---------- Input material ----------

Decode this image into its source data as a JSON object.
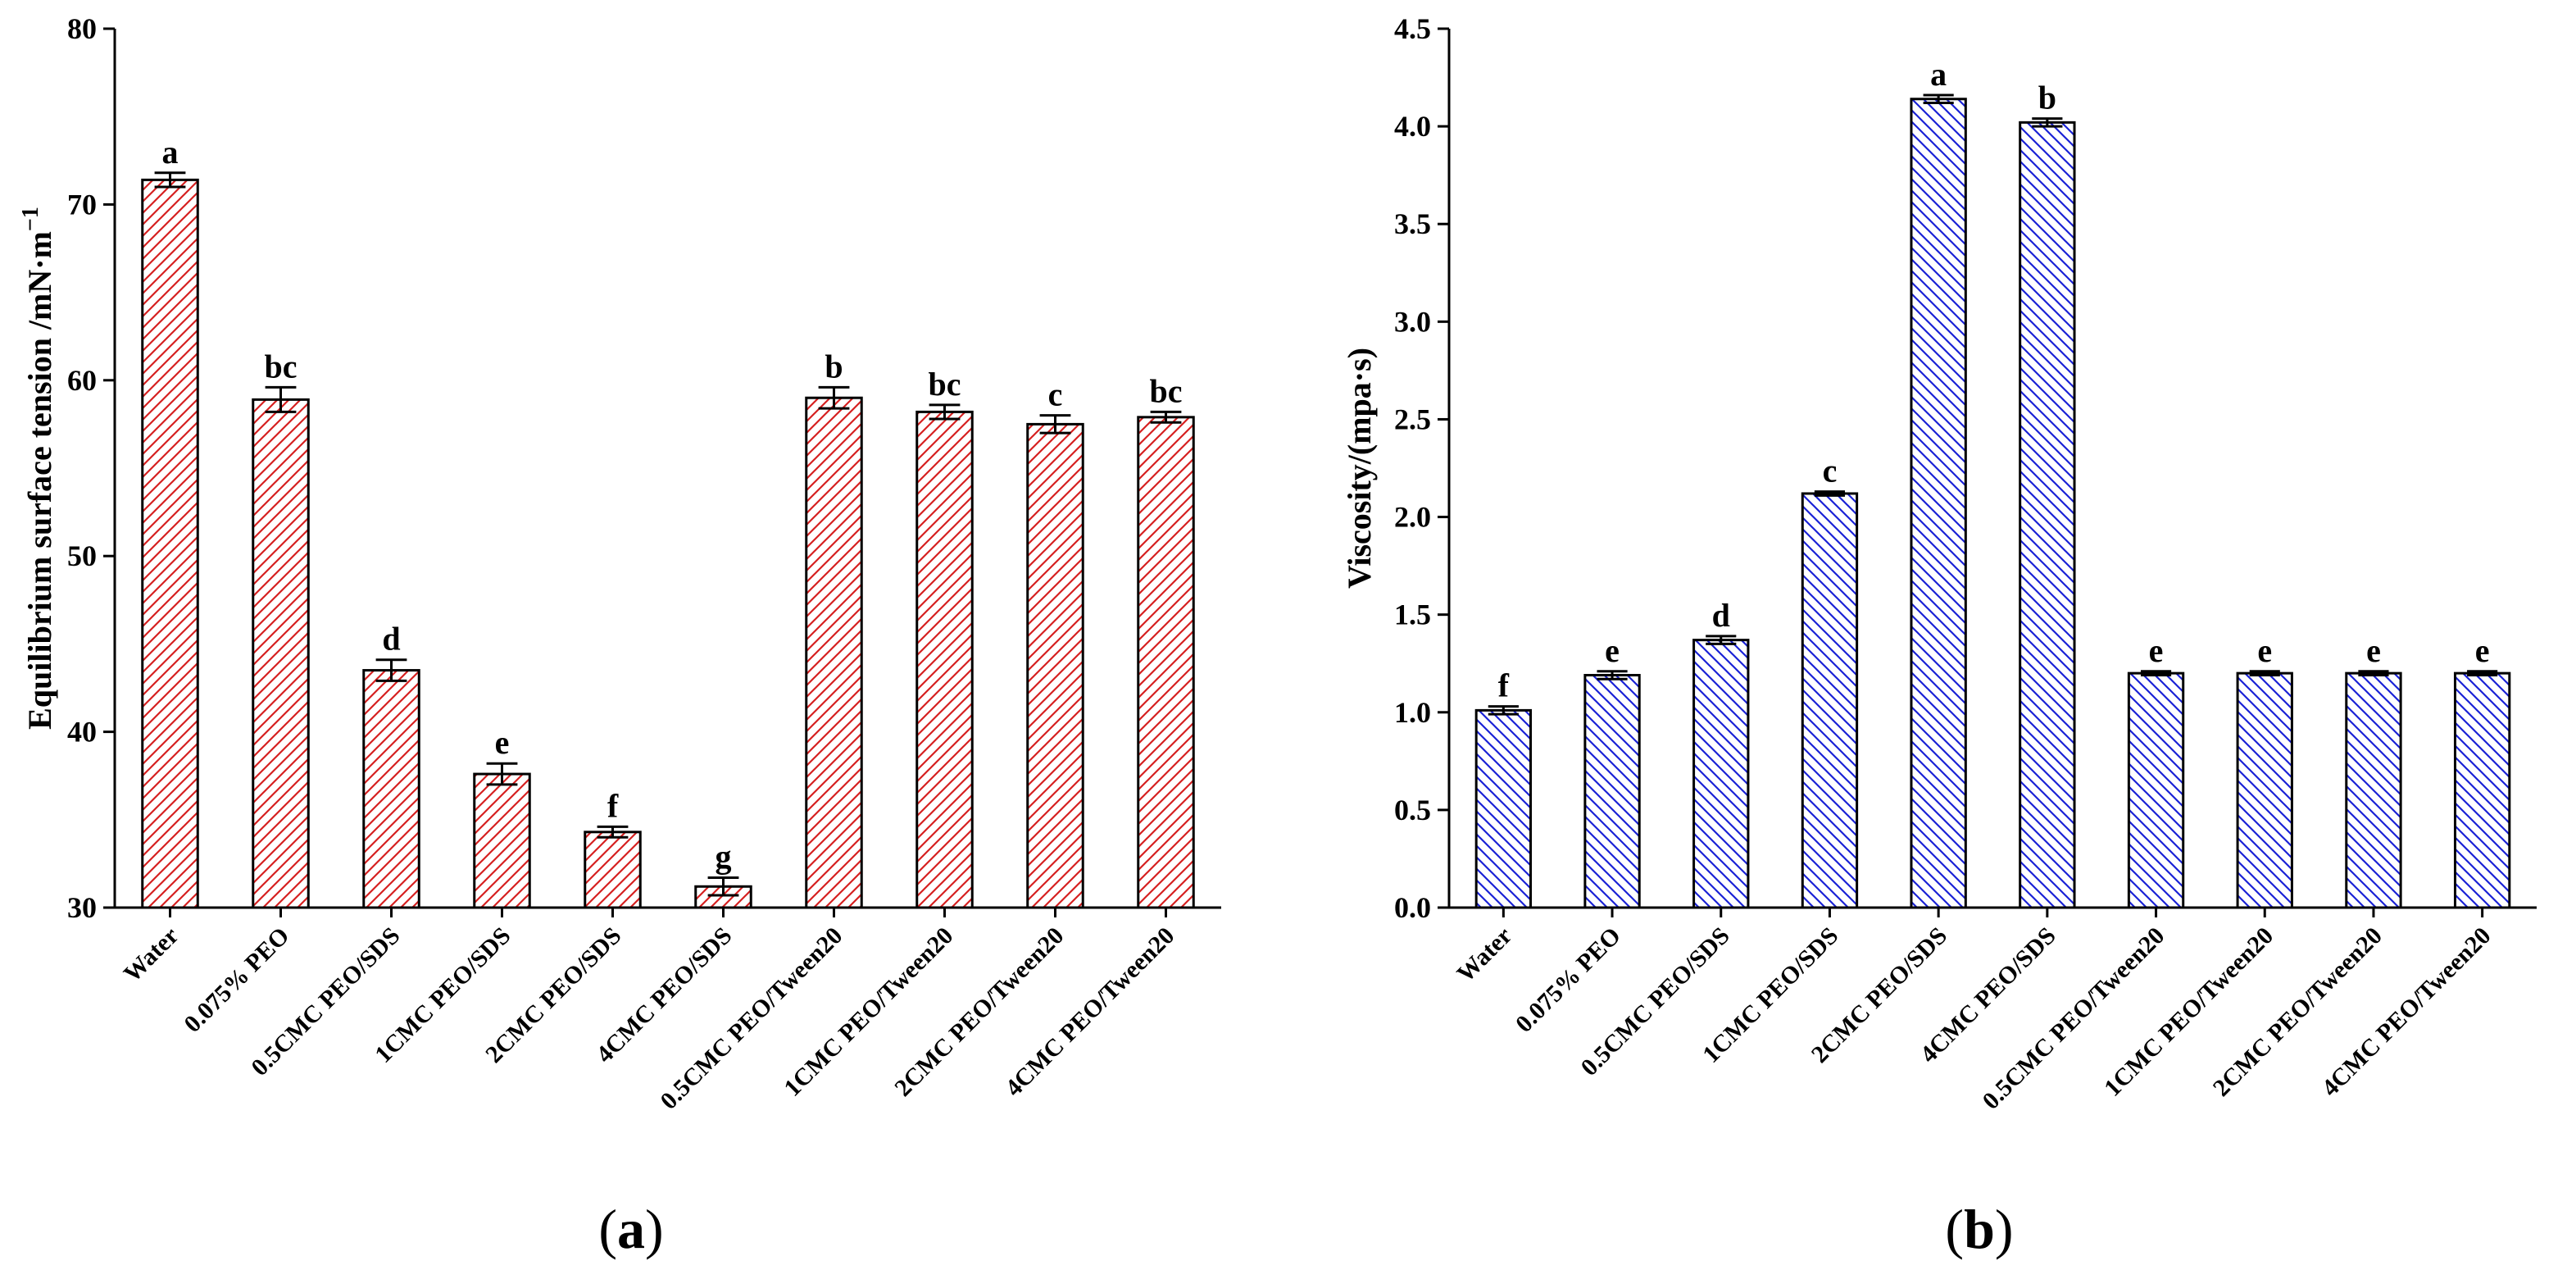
{
  "chart_data": [
    {
      "type": "bar",
      "panel_label": "(a)",
      "panel_letter": "a",
      "ylabel": "Equilibrium surface tension /mN·m",
      "ylabel_superscript": "−1",
      "xlabel": "",
      "ylim": [
        30,
        80
      ],
      "yticks": [
        30,
        40,
        50,
        60,
        70,
        80
      ],
      "categories": [
        "Water",
        "0.075% PEO",
        "0.5CMC PEO/SDS",
        "1CMC PEO/SDS",
        "2CMC PEO/SDS",
        "4CMC PEO/SDS",
        "0.5CMC PEO/Tween20",
        "1CMC PEO/Tween20",
        "2CMC PEO/Tween20",
        "4CMC PEO/Tween20"
      ],
      "values": [
        71.4,
        58.9,
        43.5,
        37.6,
        34.3,
        31.2,
        59.0,
        58.2,
        57.5,
        57.9
      ],
      "errors": [
        0.4,
        0.7,
        0.6,
        0.6,
        0.3,
        0.5,
        0.6,
        0.4,
        0.5,
        0.3
      ],
      "significance": [
        "a",
        "bc",
        "d",
        "e",
        "f",
        "g",
        "b",
        "bc",
        "c",
        "bc"
      ],
      "color": "#d62020",
      "hatch": "forward"
    },
    {
      "type": "bar",
      "panel_label": "(b)",
      "panel_letter": "b",
      "ylabel": "Viscosity/(mpa·s)",
      "ylabel_superscript": "",
      "xlabel": "",
      "ylim": [
        0,
        4.5
      ],
      "yticks": [
        "0.0",
        "0.5",
        "1.0",
        "1.5",
        "2.0",
        "2.5",
        "3.0",
        "3.5",
        "4.0",
        "4.5"
      ],
      "categories": [
        "Water",
        "0.075% PEO",
        "0.5CMC PEO/SDS",
        "1CMC PEO/SDS",
        "2CMC PEO/SDS",
        "4CMC PEO/SDS",
        "0.5CMC PEO/Tween20",
        "1CMC PEO/Tween20",
        "2CMC PEO/Tween20",
        "4CMC PEO/Tween20"
      ],
      "values": [
        1.01,
        1.19,
        1.37,
        2.12,
        4.14,
        4.02,
        1.2,
        1.2,
        1.2,
        1.2
      ],
      "errors": [
        0.02,
        0.02,
        0.02,
        0.01,
        0.02,
        0.02,
        0.01,
        0.01,
        0.01,
        0.01
      ],
      "significance": [
        "f",
        "e",
        "d",
        "c",
        "a",
        "b",
        "e",
        "e",
        "e",
        "e"
      ],
      "color": "#1a22d6",
      "hatch": "backward"
    }
  ]
}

----------

▶ Your task:
Reproduce each line of the records exactly, and omit every picture.

▶ Task response:
Decode this image into its source data as a JSON object.
{
  "chart_data": [
    {
      "type": "bar",
      "panel_label": "(a)",
      "panel_letter": "a",
      "ylabel": "Equilibrium surface tension /mN·m",
      "ylabel_superscript": "−1",
      "xlabel": "",
      "ylim": [
        30,
        80
      ],
      "yticks": [
        30,
        40,
        50,
        60,
        70,
        80
      ],
      "categories": [
        "Water",
        "0.075% PEO",
        "0.5CMC PEO/SDS",
        "1CMC PEO/SDS",
        "2CMC PEO/SDS",
        "4CMC PEO/SDS",
        "0.5CMC PEO/Tween20",
        "1CMC PEO/Tween20",
        "2CMC PEO/Tween20",
        "4CMC PEO/Tween20"
      ],
      "values": [
        71.4,
        58.9,
        43.5,
        37.6,
        34.3,
        31.2,
        59.0,
        58.2,
        57.5,
        57.9
      ],
      "errors": [
        0.4,
        0.7,
        0.6,
        0.6,
        0.3,
        0.5,
        0.6,
        0.4,
        0.5,
        0.3
      ],
      "significance": [
        "a",
        "bc",
        "d",
        "e",
        "f",
        "g",
        "b",
        "bc",
        "c",
        "bc"
      ],
      "color": "#d62020",
      "hatch": "forward"
    },
    {
      "type": "bar",
      "panel_label": "(b)",
      "panel_letter": "b",
      "ylabel": "Viscosity/(mpa·s)",
      "ylabel_superscript": "",
      "xlabel": "",
      "ylim": [
        0,
        4.5
      ],
      "yticks": [
        "0.0",
        "0.5",
        "1.0",
        "1.5",
        "2.0",
        "2.5",
        "3.0",
        "3.5",
        "4.0",
        "4.5"
      ],
      "categories": [
        "Water",
        "0.075% PEO",
        "0.5CMC PEO/SDS",
        "1CMC PEO/SDS",
        "2CMC PEO/SDS",
        "4CMC PEO/SDS",
        "0.5CMC PEO/Tween20",
        "1CMC PEO/Tween20",
        "2CMC PEO/Tween20",
        "4CMC PEO/Tween20"
      ],
      "values": [
        1.01,
        1.19,
        1.37,
        2.12,
        4.14,
        4.02,
        1.2,
        1.2,
        1.2,
        1.2
      ],
      "errors": [
        0.02,
        0.02,
        0.02,
        0.01,
        0.02,
        0.02,
        0.01,
        0.01,
        0.01,
        0.01
      ],
      "significance": [
        "f",
        "e",
        "d",
        "c",
        "a",
        "b",
        "e",
        "e",
        "e",
        "e"
      ],
      "color": "#1a22d6",
      "hatch": "backward"
    }
  ]
}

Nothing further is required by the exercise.